[begin Entries supplied]

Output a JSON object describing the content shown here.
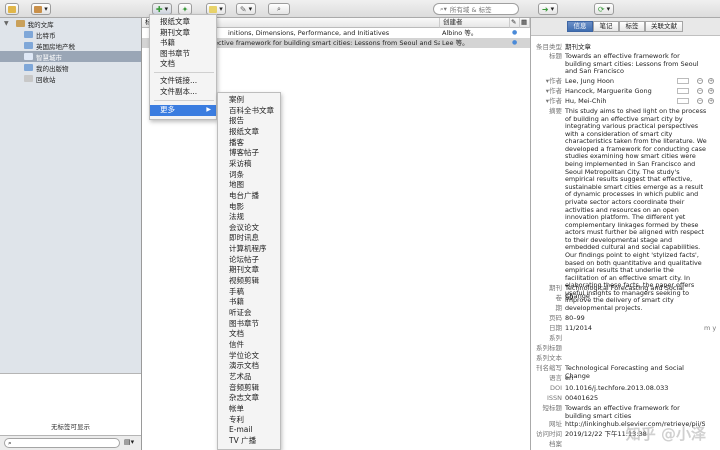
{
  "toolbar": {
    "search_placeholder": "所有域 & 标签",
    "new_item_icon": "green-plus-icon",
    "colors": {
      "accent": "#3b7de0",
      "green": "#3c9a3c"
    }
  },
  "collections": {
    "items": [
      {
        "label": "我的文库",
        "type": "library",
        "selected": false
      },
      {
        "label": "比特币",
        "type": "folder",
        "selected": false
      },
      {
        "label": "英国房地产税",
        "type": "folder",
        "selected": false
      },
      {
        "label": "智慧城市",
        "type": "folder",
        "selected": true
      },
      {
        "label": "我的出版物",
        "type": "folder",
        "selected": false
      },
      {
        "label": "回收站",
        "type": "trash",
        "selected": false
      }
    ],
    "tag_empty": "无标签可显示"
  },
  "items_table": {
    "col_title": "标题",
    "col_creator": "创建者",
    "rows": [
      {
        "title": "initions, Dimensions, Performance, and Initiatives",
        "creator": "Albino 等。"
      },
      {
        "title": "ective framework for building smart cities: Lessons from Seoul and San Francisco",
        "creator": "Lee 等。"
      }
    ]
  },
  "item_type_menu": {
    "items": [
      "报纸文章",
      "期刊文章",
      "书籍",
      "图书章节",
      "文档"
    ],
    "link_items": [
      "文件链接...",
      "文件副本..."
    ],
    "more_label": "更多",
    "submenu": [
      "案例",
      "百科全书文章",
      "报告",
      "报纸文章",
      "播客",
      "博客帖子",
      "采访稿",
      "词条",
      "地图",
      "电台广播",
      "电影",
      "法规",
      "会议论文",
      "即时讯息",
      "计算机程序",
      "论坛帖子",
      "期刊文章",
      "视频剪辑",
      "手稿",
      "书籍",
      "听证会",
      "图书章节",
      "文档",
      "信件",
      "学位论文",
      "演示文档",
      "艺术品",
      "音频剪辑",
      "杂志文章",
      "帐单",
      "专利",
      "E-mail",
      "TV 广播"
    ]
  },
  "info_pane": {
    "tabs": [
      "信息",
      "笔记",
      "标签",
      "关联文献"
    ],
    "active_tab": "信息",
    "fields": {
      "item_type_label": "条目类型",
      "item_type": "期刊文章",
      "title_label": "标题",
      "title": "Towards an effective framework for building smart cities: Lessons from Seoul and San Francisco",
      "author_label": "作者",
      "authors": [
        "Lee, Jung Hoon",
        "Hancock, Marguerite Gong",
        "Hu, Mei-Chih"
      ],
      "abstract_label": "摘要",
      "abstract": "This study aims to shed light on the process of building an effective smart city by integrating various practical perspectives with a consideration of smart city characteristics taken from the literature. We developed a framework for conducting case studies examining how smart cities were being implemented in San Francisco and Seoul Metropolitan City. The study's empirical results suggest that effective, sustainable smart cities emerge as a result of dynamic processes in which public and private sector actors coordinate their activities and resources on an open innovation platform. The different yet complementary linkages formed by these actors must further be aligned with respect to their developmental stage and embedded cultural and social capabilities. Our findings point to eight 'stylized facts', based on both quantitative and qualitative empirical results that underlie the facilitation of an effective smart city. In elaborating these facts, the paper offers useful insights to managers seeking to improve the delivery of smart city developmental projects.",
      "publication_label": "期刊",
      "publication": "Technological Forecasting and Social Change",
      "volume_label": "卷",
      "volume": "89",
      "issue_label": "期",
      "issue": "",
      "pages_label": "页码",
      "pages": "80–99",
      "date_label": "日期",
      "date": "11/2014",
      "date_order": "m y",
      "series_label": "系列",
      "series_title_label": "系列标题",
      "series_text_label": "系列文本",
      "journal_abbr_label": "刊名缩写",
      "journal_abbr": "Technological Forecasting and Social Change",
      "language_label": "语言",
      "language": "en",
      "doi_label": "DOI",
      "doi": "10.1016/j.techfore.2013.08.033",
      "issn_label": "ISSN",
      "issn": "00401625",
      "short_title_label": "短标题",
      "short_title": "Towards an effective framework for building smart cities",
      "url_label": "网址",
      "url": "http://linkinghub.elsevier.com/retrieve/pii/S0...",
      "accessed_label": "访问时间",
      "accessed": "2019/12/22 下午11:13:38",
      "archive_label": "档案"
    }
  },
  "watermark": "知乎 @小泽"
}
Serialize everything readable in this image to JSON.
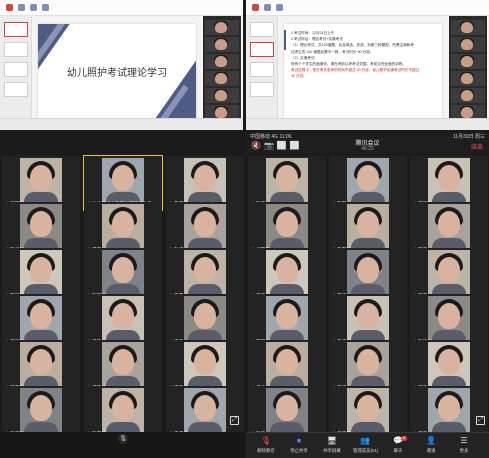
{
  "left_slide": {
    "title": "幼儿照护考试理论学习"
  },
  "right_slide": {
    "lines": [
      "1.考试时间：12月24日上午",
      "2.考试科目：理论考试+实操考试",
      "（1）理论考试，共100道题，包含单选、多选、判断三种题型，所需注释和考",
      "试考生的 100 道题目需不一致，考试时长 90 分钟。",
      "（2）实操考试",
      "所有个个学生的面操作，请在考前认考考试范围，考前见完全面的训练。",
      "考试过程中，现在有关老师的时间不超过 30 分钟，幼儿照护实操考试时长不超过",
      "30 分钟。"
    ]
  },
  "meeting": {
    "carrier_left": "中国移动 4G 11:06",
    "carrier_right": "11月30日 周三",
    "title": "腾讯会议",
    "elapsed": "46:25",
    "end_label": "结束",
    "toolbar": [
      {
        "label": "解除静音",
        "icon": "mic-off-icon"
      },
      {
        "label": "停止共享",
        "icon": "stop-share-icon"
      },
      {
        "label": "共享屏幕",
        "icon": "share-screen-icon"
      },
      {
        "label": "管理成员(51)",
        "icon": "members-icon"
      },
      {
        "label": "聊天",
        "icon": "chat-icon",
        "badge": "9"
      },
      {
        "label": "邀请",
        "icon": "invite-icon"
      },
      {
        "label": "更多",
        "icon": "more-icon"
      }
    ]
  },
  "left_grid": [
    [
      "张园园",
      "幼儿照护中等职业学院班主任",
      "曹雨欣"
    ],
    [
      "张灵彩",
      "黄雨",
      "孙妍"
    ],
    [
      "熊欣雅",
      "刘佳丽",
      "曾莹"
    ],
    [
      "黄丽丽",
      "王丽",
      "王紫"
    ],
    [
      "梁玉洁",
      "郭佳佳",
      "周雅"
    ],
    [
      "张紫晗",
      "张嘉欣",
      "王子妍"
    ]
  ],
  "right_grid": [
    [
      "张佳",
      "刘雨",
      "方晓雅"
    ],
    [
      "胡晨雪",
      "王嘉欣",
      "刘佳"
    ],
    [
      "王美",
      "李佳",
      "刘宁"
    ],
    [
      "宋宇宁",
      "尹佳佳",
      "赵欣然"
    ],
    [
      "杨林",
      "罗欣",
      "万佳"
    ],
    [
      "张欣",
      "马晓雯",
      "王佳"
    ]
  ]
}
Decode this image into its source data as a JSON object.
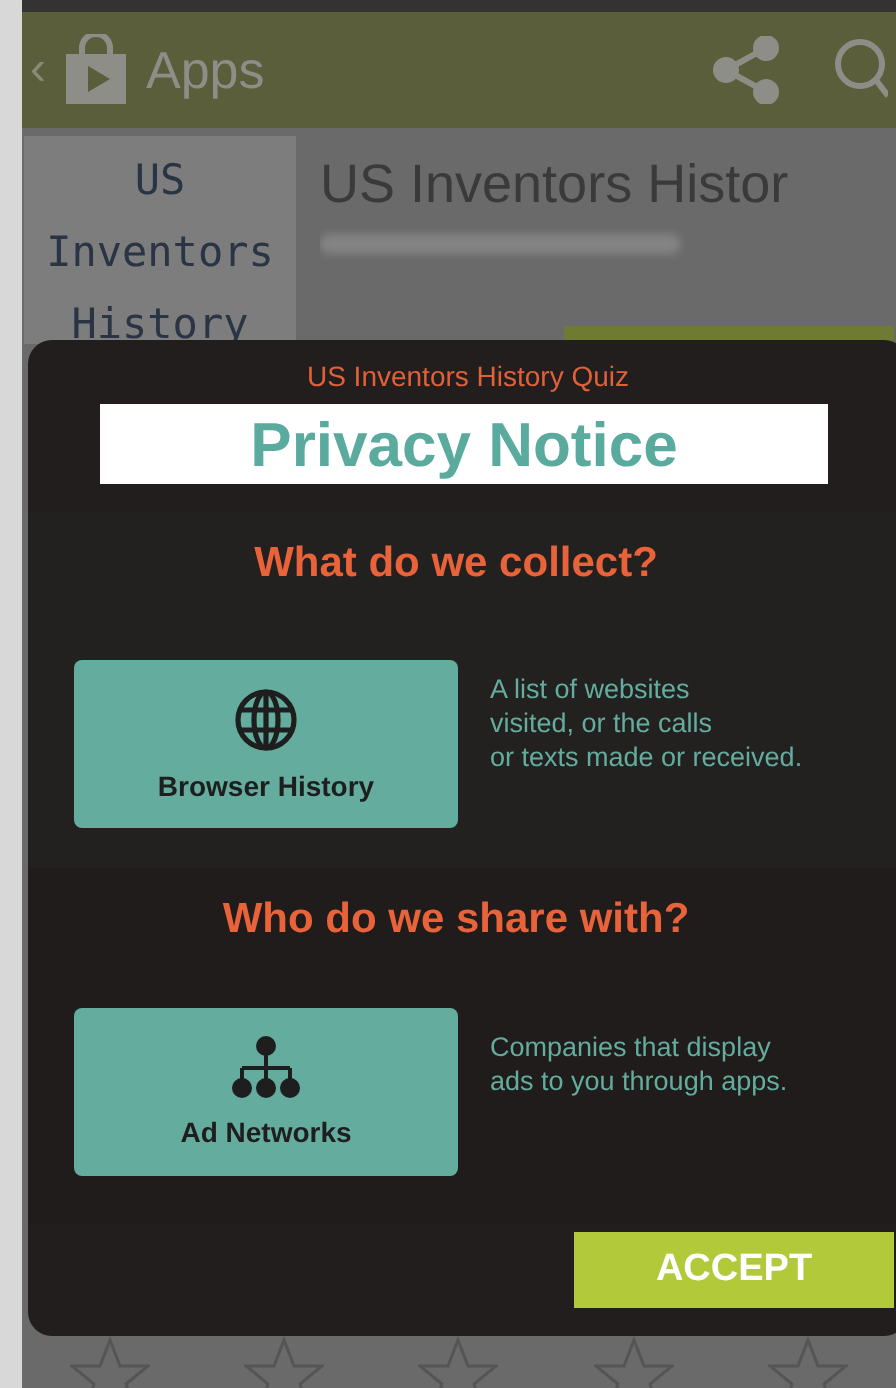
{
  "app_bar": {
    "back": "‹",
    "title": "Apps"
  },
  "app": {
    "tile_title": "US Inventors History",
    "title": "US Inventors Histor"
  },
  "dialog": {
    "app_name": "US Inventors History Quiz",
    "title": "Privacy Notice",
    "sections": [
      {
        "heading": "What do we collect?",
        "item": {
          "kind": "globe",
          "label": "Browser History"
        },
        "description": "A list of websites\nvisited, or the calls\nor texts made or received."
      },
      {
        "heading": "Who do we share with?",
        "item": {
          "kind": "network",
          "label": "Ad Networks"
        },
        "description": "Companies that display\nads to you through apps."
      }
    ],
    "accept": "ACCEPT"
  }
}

[end Entries supplied]

■ **Task statement**
The string "Seoul" may appear in lines of the listing above; tally those lines and give the number only.

■ **Response to the task**
3